PROBLEM REQUIREMENTS: Every line below that holds the string "coordinate" should be copied out.
──────── DATA EXTRACT
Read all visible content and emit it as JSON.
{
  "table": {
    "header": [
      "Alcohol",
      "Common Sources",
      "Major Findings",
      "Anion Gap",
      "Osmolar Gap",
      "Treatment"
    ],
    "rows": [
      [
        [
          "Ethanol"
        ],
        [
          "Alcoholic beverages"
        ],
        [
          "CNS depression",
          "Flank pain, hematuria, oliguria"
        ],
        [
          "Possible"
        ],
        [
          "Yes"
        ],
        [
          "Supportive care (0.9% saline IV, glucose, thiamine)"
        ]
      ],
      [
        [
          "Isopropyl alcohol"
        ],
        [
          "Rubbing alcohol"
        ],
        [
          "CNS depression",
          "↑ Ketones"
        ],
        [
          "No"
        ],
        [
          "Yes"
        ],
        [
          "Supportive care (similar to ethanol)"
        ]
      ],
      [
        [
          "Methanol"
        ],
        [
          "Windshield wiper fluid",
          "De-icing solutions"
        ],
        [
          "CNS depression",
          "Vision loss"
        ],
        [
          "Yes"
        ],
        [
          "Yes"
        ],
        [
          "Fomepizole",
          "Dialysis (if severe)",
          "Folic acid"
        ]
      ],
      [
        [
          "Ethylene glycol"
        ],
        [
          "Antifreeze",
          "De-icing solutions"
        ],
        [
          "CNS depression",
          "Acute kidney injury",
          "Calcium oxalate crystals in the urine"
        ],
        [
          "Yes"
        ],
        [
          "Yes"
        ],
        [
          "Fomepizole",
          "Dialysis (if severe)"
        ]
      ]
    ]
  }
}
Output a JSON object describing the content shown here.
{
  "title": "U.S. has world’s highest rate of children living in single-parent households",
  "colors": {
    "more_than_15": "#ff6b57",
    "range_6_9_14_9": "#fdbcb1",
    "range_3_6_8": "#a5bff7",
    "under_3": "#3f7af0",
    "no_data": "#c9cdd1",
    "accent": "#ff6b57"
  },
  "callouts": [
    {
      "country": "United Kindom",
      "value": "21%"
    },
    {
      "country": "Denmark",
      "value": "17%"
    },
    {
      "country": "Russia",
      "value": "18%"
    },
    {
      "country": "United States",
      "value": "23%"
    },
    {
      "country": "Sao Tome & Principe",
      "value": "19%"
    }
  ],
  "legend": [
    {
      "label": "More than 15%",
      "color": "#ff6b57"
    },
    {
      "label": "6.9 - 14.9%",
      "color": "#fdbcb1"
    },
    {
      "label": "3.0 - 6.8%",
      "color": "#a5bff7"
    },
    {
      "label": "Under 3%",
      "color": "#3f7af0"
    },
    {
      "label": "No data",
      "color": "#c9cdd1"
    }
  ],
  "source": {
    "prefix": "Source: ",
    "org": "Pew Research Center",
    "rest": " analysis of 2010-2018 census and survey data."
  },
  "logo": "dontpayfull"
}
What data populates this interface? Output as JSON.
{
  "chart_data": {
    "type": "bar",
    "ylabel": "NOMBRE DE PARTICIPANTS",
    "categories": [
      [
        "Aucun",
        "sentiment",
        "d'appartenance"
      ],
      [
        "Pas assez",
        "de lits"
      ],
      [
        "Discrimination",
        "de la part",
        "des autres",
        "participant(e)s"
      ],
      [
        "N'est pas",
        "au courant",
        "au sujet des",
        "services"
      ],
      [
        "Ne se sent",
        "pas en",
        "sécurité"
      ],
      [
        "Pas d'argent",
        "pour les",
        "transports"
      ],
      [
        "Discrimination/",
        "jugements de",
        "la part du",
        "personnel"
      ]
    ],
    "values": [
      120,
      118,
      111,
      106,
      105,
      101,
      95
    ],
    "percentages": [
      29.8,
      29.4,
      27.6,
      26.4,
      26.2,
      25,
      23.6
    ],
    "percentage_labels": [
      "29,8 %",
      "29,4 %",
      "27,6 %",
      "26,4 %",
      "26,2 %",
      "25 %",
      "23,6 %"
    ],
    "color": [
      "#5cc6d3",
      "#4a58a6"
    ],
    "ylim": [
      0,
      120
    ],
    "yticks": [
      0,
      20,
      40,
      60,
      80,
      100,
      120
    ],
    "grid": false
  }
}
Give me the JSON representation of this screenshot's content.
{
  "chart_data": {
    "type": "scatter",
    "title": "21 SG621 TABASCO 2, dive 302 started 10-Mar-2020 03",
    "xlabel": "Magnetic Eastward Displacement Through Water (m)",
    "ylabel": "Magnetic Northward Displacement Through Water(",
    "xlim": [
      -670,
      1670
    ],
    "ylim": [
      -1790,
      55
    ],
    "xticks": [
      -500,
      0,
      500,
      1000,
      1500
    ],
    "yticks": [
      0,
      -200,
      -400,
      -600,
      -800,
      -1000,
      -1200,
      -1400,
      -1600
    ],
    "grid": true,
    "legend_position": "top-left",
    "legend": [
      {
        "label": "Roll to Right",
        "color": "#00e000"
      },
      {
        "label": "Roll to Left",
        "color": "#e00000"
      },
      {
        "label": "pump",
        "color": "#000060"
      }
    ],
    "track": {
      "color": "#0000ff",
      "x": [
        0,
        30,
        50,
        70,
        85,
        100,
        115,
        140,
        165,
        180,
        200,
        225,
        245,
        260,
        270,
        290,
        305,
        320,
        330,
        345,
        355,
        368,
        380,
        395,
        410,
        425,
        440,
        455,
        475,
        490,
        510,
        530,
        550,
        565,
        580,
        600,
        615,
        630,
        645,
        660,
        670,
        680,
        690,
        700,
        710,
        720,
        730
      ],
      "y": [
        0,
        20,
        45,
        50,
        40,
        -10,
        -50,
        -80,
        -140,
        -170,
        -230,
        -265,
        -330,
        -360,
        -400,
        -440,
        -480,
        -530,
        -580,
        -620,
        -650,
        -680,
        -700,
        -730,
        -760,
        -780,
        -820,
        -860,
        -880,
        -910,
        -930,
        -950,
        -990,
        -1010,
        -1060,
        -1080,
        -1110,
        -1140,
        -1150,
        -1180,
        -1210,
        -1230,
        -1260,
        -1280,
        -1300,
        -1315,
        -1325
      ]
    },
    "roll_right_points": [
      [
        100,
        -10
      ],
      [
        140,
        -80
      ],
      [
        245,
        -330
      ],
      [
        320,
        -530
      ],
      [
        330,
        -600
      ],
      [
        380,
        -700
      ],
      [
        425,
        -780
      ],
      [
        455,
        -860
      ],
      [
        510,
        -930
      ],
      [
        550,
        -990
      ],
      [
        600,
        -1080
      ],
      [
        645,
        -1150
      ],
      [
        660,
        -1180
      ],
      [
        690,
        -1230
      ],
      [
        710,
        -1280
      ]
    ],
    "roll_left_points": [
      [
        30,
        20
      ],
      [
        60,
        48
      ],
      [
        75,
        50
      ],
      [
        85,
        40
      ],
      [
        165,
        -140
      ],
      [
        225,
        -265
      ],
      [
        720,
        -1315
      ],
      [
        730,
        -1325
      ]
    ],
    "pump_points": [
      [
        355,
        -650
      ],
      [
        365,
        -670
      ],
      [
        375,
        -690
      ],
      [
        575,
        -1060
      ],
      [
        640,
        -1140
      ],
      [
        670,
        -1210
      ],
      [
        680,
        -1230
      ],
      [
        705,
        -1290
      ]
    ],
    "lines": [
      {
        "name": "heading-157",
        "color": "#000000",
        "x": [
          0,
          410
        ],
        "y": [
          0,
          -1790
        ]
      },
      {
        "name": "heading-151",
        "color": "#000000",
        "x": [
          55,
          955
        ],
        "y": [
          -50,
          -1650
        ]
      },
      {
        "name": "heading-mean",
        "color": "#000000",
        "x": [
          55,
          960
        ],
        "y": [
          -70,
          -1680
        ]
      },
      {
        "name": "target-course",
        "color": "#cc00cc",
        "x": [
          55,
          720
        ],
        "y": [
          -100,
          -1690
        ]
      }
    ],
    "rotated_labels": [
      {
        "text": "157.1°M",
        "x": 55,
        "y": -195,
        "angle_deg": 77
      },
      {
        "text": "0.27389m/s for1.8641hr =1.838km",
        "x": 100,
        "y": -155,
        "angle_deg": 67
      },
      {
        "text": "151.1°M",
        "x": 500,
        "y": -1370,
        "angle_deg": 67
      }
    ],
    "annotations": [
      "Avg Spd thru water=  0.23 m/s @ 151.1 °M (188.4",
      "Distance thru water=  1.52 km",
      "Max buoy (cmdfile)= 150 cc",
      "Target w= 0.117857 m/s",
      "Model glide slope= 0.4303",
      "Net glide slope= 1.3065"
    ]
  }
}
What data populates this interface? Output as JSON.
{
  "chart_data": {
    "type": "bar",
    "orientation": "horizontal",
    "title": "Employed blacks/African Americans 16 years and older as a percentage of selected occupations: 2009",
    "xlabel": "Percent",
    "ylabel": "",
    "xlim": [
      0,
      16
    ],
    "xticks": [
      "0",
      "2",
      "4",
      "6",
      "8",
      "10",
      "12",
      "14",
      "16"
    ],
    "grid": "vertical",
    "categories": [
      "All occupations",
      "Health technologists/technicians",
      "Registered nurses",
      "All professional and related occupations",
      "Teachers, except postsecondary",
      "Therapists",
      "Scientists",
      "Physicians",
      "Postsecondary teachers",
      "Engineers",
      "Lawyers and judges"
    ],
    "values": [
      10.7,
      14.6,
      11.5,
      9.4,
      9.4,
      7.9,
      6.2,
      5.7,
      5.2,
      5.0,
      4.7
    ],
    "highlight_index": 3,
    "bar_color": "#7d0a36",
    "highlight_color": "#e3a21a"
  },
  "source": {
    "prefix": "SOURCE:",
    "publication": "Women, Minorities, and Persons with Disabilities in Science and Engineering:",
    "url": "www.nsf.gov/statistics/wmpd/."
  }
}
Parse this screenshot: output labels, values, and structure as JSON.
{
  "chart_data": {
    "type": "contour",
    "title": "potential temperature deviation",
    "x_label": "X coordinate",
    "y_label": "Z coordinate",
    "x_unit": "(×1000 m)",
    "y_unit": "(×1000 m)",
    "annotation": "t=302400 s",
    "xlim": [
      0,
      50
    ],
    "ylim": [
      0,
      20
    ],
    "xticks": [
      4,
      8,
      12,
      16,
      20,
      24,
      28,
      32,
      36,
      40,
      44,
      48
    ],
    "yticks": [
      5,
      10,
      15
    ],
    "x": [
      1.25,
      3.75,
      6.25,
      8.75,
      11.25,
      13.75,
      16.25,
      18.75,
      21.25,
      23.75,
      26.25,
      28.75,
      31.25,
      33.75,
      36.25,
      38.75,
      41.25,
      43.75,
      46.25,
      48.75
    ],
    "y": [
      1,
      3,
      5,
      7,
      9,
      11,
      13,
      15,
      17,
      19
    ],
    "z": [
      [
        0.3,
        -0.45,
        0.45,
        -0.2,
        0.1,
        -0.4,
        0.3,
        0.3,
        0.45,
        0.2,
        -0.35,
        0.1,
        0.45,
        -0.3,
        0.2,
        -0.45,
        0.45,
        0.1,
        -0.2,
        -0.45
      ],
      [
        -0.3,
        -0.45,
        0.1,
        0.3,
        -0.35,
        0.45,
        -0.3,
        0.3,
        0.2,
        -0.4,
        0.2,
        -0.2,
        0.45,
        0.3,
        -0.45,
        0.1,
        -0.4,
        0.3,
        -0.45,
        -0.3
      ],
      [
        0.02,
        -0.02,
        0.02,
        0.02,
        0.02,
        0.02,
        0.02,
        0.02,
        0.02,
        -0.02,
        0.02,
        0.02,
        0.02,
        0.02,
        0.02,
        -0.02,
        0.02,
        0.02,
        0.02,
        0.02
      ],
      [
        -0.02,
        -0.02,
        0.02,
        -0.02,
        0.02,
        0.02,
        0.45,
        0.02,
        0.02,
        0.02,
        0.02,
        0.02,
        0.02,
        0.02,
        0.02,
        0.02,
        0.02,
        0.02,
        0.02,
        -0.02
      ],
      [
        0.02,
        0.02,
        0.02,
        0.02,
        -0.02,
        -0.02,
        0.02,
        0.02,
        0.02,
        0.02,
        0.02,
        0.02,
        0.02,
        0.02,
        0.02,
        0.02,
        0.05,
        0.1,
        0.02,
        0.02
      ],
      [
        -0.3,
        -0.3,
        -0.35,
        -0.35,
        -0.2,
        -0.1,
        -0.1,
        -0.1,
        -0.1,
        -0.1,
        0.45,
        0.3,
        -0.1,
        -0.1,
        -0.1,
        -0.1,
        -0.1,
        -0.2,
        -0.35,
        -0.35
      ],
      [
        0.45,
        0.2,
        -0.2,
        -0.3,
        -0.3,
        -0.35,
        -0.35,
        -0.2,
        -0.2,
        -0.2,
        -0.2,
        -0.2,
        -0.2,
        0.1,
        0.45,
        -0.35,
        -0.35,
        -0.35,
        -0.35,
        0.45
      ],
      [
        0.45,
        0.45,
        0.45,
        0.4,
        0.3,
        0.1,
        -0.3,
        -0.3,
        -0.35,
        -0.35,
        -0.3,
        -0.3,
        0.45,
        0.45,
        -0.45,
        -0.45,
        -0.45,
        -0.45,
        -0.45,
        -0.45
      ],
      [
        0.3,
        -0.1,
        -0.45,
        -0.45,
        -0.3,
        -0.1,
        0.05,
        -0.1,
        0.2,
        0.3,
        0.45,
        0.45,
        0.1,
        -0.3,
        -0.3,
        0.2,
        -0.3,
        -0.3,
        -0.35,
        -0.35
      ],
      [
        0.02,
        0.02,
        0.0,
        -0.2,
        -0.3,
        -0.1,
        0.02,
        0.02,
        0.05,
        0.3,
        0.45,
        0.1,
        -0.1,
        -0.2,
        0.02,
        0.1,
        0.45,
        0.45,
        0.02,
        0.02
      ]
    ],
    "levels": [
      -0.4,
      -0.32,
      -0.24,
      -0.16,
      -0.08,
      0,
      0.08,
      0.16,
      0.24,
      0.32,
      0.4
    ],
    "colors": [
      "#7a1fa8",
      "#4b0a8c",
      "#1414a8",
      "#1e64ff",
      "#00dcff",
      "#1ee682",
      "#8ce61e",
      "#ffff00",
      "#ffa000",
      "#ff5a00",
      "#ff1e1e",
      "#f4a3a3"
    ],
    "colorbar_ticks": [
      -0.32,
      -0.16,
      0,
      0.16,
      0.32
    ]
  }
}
────────────────
WRITTEN RESPONSE:
    "x_label": "X coordinate",
    "y_label": "Z coordinate",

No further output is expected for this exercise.